→ WHAT THIS TASK INVOLVES
Across the data below, how many lines hold "color"? Answer with that number and nothing else.

↓

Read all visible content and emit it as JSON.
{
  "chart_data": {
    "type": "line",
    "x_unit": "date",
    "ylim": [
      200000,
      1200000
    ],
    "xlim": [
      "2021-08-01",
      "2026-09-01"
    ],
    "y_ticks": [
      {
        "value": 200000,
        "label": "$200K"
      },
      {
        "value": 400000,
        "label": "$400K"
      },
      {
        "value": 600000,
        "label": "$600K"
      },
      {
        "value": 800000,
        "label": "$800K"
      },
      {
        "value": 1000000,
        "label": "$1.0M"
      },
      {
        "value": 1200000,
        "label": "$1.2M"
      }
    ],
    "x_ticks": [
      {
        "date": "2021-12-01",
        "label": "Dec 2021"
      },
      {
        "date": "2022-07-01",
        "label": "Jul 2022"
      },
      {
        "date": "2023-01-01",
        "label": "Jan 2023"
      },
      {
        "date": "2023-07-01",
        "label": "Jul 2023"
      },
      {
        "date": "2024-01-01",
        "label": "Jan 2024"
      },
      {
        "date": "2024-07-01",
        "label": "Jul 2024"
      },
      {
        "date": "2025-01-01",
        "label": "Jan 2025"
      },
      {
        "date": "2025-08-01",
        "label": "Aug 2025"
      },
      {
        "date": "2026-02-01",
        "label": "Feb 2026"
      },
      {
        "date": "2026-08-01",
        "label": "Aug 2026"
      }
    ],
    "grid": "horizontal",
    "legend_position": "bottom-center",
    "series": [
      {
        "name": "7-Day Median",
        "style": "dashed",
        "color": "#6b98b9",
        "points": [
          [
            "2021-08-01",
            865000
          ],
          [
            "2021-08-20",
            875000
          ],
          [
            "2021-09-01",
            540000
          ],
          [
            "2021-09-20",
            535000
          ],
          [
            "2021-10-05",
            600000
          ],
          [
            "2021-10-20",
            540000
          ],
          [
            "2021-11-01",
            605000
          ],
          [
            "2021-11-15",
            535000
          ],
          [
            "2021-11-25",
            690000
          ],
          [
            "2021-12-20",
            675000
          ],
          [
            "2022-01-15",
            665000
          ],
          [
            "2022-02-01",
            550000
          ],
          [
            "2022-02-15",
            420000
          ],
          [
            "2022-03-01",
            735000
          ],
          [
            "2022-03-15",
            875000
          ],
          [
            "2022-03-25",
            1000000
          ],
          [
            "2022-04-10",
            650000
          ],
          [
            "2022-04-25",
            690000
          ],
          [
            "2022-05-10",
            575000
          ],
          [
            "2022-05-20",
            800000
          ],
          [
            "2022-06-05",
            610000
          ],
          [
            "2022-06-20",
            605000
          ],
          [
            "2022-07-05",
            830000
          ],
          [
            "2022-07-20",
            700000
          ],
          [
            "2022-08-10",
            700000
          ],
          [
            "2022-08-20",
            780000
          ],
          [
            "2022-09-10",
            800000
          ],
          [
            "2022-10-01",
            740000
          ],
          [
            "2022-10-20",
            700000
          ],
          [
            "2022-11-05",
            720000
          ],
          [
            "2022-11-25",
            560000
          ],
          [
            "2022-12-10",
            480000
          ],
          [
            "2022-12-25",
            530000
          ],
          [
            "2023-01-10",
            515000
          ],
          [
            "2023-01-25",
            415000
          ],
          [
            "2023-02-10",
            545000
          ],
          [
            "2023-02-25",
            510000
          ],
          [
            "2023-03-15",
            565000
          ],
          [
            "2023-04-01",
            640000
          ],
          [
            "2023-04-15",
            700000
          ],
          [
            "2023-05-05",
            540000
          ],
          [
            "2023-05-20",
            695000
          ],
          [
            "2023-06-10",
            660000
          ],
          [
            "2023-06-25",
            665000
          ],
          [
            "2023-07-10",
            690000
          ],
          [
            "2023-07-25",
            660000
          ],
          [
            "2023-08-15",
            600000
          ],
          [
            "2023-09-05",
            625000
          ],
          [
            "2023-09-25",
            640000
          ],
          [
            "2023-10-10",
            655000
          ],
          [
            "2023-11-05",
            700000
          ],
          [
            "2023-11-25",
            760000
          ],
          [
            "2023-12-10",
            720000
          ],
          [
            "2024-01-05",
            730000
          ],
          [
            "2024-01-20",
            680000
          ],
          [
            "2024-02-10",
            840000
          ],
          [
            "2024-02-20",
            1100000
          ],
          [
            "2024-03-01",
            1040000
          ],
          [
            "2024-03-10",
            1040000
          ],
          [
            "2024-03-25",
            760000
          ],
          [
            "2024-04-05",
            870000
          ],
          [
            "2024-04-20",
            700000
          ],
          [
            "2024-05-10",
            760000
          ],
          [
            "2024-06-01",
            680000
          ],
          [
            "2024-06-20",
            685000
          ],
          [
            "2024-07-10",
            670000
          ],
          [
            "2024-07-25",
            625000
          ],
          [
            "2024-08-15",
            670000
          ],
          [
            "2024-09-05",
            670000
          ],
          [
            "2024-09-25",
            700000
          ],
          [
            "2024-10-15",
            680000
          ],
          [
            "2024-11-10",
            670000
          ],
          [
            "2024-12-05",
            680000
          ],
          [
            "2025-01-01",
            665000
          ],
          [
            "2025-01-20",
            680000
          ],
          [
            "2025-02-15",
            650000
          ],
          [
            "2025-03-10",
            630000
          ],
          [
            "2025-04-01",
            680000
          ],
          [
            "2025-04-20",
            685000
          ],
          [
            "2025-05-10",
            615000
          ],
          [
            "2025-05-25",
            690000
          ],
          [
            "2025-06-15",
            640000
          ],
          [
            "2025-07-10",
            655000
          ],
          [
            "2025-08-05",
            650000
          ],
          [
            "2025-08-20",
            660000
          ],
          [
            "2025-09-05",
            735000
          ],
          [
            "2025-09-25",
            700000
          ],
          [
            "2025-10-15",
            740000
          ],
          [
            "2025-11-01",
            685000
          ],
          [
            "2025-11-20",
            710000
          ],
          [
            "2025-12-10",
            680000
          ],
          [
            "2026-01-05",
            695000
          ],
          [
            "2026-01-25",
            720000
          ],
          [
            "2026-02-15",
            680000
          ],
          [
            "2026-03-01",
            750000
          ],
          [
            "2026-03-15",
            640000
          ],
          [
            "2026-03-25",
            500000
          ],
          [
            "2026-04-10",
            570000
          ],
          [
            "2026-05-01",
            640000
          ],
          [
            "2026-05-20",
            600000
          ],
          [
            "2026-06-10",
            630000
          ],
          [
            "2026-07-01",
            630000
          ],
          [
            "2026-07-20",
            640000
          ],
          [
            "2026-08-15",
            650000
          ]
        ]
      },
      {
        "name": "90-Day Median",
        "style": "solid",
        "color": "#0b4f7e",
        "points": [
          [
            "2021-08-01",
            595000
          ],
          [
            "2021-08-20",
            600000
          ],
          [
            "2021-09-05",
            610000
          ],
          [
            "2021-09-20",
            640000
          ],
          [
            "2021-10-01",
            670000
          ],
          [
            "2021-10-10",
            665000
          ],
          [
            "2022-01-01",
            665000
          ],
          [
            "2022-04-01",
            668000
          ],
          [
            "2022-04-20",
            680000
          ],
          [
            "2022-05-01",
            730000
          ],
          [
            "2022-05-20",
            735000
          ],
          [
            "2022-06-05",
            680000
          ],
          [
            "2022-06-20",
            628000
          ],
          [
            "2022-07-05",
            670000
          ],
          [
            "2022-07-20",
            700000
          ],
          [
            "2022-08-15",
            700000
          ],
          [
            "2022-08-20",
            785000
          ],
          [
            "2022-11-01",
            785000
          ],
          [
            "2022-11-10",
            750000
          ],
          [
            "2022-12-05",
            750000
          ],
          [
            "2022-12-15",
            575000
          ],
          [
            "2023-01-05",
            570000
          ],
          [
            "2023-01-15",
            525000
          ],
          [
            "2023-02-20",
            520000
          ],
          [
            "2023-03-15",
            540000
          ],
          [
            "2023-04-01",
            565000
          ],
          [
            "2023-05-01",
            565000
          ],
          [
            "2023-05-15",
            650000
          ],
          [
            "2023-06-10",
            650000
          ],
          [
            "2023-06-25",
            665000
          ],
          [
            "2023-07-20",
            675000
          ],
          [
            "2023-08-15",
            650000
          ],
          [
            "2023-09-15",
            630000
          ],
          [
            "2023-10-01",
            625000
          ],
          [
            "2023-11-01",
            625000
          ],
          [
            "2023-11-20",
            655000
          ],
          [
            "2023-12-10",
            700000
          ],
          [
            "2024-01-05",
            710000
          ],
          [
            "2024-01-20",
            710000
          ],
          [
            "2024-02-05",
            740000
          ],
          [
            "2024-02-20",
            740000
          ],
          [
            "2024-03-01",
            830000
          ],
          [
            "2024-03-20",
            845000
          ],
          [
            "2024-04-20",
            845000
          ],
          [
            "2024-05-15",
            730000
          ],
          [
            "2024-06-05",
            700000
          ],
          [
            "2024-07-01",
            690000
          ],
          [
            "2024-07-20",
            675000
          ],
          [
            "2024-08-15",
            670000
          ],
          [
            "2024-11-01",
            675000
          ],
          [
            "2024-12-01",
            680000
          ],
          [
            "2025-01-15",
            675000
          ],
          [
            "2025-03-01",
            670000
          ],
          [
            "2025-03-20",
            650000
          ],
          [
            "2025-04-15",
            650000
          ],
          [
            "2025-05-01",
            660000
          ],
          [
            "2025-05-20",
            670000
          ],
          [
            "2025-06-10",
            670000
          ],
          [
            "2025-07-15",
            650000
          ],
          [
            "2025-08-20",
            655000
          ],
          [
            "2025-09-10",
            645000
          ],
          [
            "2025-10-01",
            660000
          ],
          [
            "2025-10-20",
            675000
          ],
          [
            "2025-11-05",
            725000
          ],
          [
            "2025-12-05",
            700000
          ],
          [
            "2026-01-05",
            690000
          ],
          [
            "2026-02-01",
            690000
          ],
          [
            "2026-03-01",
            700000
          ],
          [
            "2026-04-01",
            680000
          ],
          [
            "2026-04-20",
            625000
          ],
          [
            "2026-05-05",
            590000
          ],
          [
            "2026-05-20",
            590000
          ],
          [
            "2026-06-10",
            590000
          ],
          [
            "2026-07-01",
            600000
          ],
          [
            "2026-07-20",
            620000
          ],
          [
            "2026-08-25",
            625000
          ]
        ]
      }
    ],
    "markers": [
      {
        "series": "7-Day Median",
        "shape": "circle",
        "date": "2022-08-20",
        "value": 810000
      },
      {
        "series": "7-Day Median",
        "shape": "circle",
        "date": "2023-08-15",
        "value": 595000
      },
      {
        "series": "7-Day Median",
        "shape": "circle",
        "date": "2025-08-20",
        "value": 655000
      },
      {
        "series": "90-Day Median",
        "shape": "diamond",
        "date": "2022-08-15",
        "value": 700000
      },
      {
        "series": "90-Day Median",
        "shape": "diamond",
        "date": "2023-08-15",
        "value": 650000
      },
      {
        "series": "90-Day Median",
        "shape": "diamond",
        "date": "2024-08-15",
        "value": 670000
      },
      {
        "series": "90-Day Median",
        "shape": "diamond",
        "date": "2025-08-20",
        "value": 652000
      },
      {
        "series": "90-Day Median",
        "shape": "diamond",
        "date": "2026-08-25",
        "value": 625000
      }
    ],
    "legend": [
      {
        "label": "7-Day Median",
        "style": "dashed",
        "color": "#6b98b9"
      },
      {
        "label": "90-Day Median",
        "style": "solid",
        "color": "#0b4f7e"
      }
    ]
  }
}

↑

→ THE ANSWER
4